- _Input rows_:
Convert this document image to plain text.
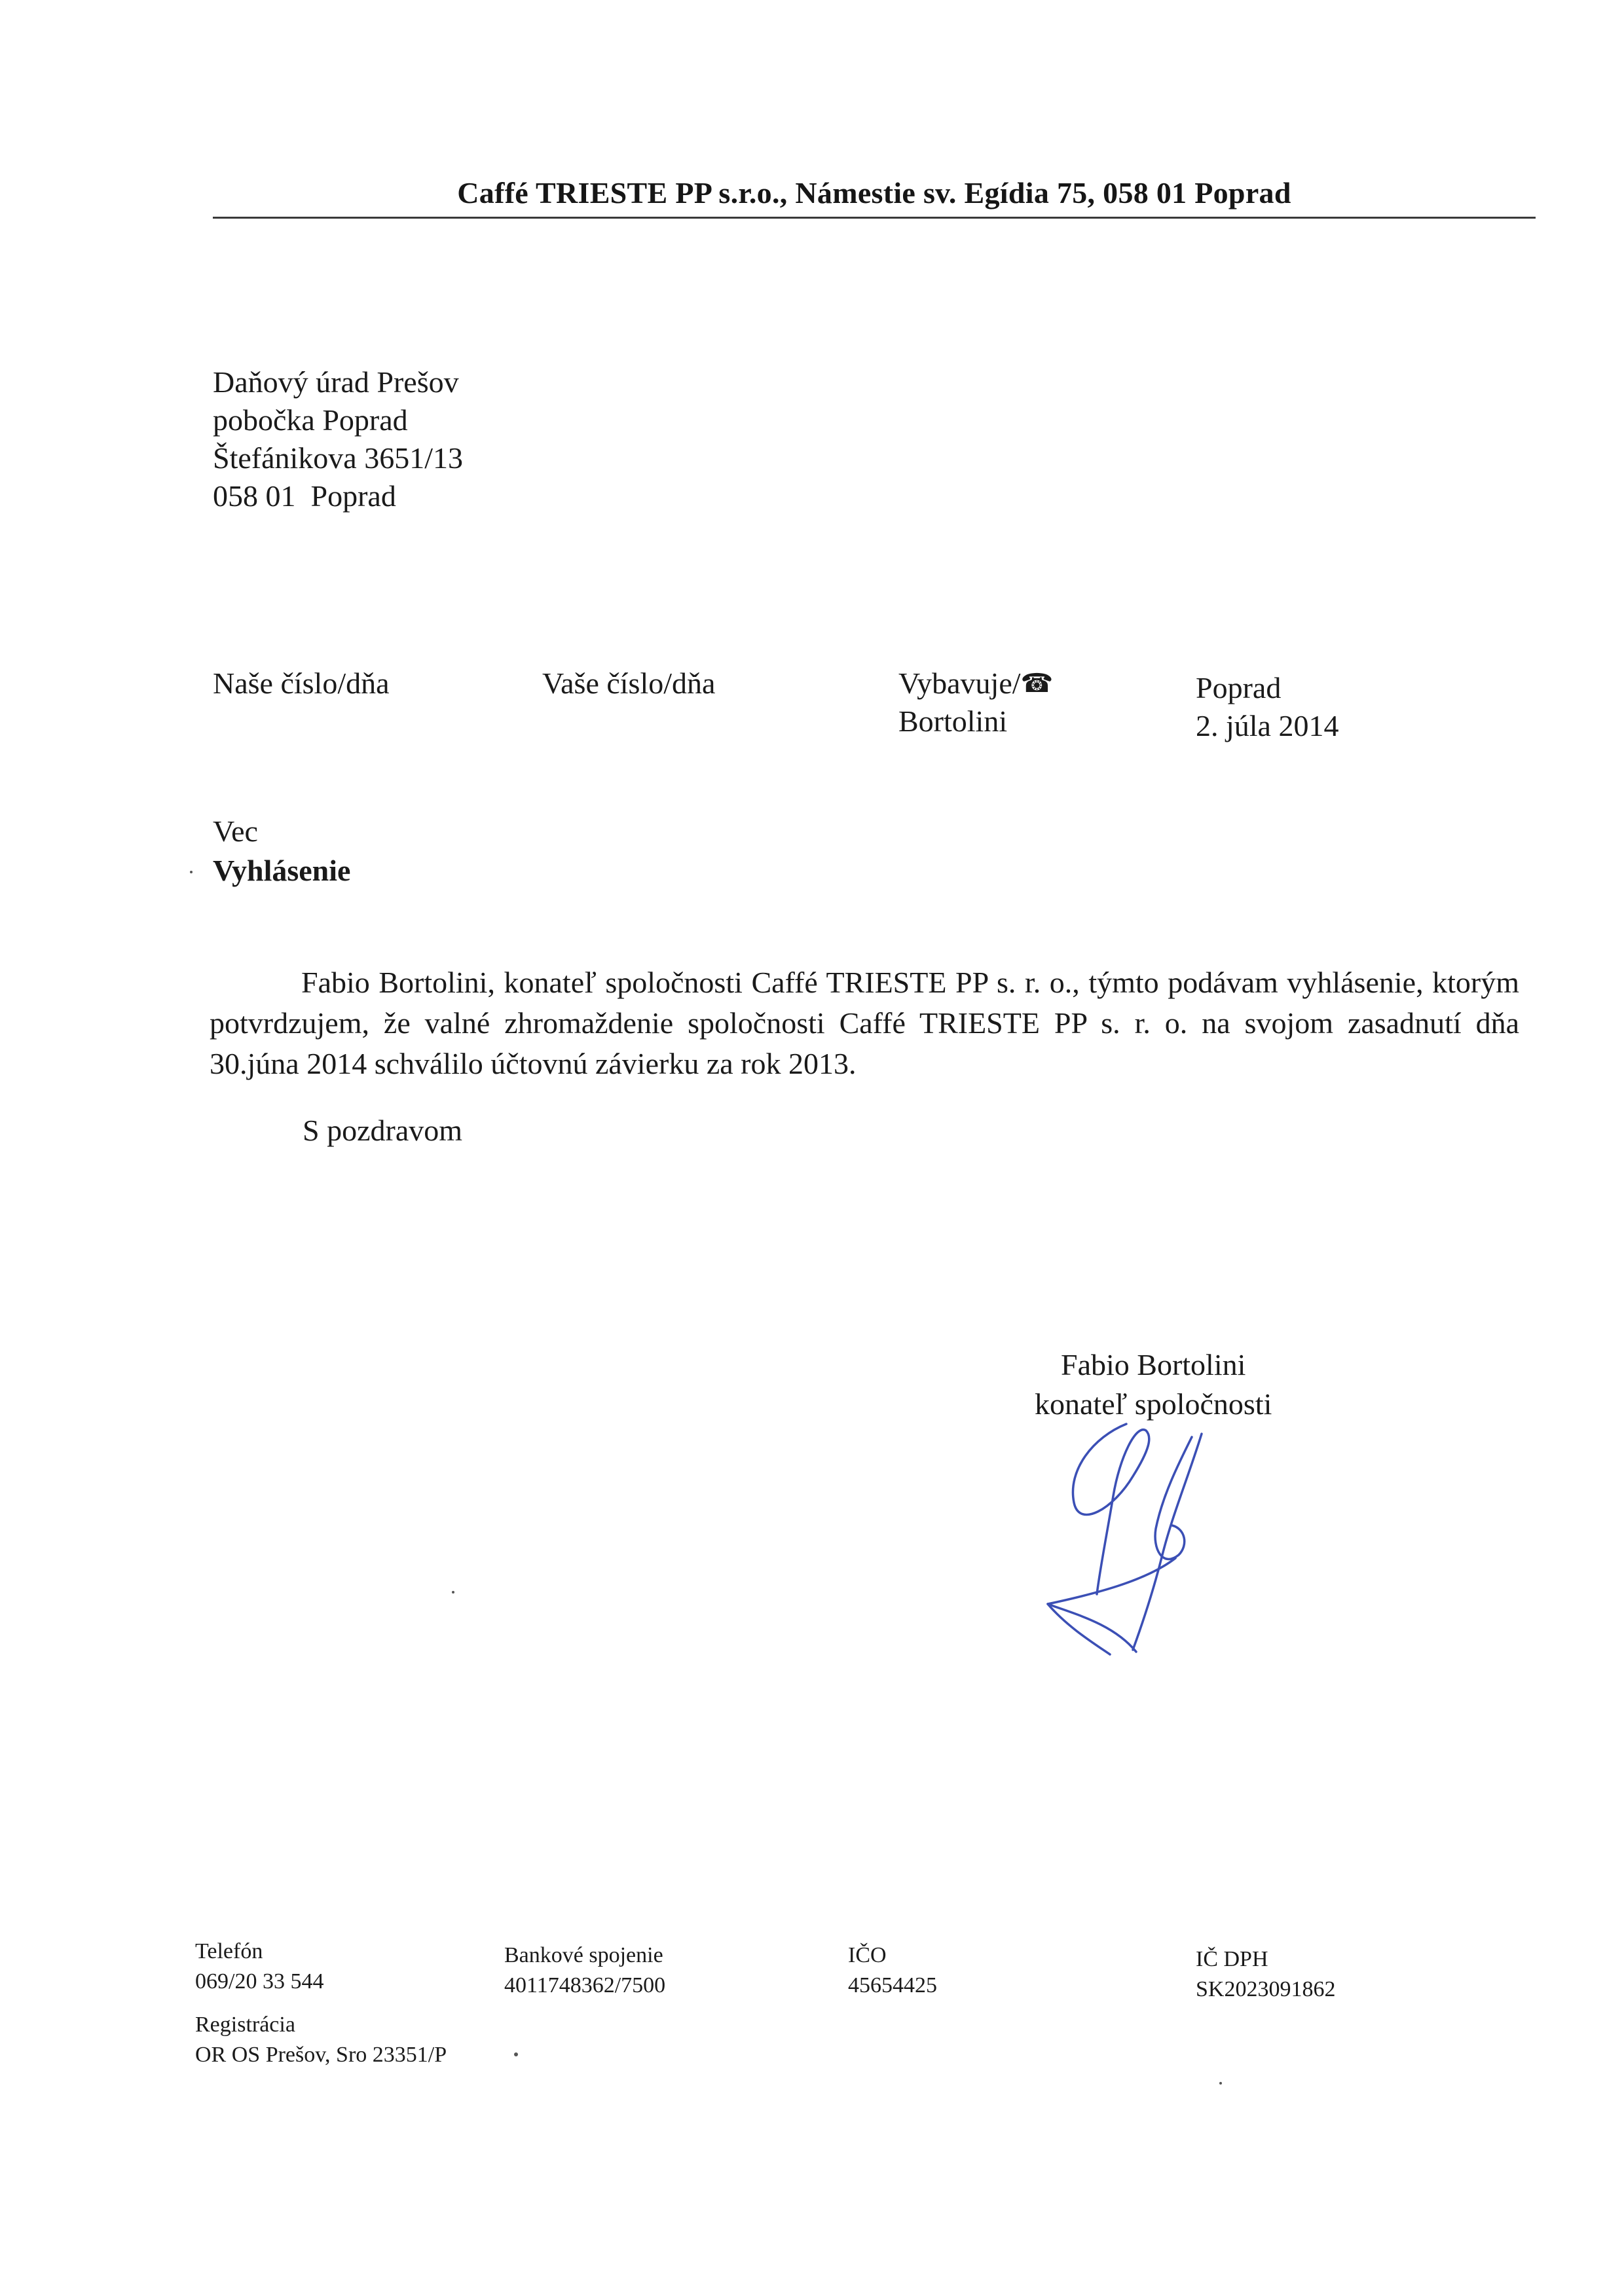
Caffé TRIESTE PP s.r.o., Námestie sv. Egídia 75, 058 01 Poprad
Daňový úrad Prešov
pobočka Poprad
Štefánikova 3651/13
058 01  Poprad
Naše číslo/dňa	Vaše číslo/dňa	Vybavuje/☎
Bortolini
Poprad
2. júla 2014
Vec
Vyhlásenie
Fabio Bortolini, konateľ spoločnosti Caffé TRIESTE PP s. r. o., týmto podávam vyhlásenie, ktorým potvrdzujem, že valné zhromaždenie spoločnosti Caffé TRIESTE PP s. r. o. na svojom zasadnutí dňa 30.júna 2014 schválilo účtovnú závierku za rok 2013.
S pozdravom
Fabio Bortolini
konateľ spoločnosti
Telefón
069/20 33 544
Bankové spojenie
4011748362/7500
IČO
45654425
IČ DPH
SK2023091862
Registrácia
OR OS Prešov, Sro 23351/P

- _Written request_: All of the data needs repeating exactly, but the pictures do not.

- _Solution below_:
Convert this document image to plain text.
Caffé TRIESTE PP s.r.o., Námestie sv. Egídia 75, 058 01 Poprad
Daňový úrad Prešov
pobočka Poprad
Štefánikova 3651/13
058 01  Poprad
Naše číslo/dňa	Vaše číslo/dňa	Vybavuje/☎
Bortolini
Poprad
2. júla 2014
Vec
Vyhlásenie
Fabio Bortolini, konateľ spoločnosti Caffé TRIESTE PP s. r. o., týmto podávam vyhlásenie, ktorým potvrdzujem, že valné zhromaždenie spoločnosti Caffé TRIESTE PP s. r. o. na svojom zasadnutí dňa 30.júna 2014 schválilo účtovnú závierku za rok 2013.
S pozdravom
Fabio Bortolini
konateľ spoločnosti
Telefón
069/20 33 544
Bankové spojenie
4011748362/7500
IČO
45654425
IČ DPH
SK2023091862
Registrácia
OR OS Prešov, Sro 23351/P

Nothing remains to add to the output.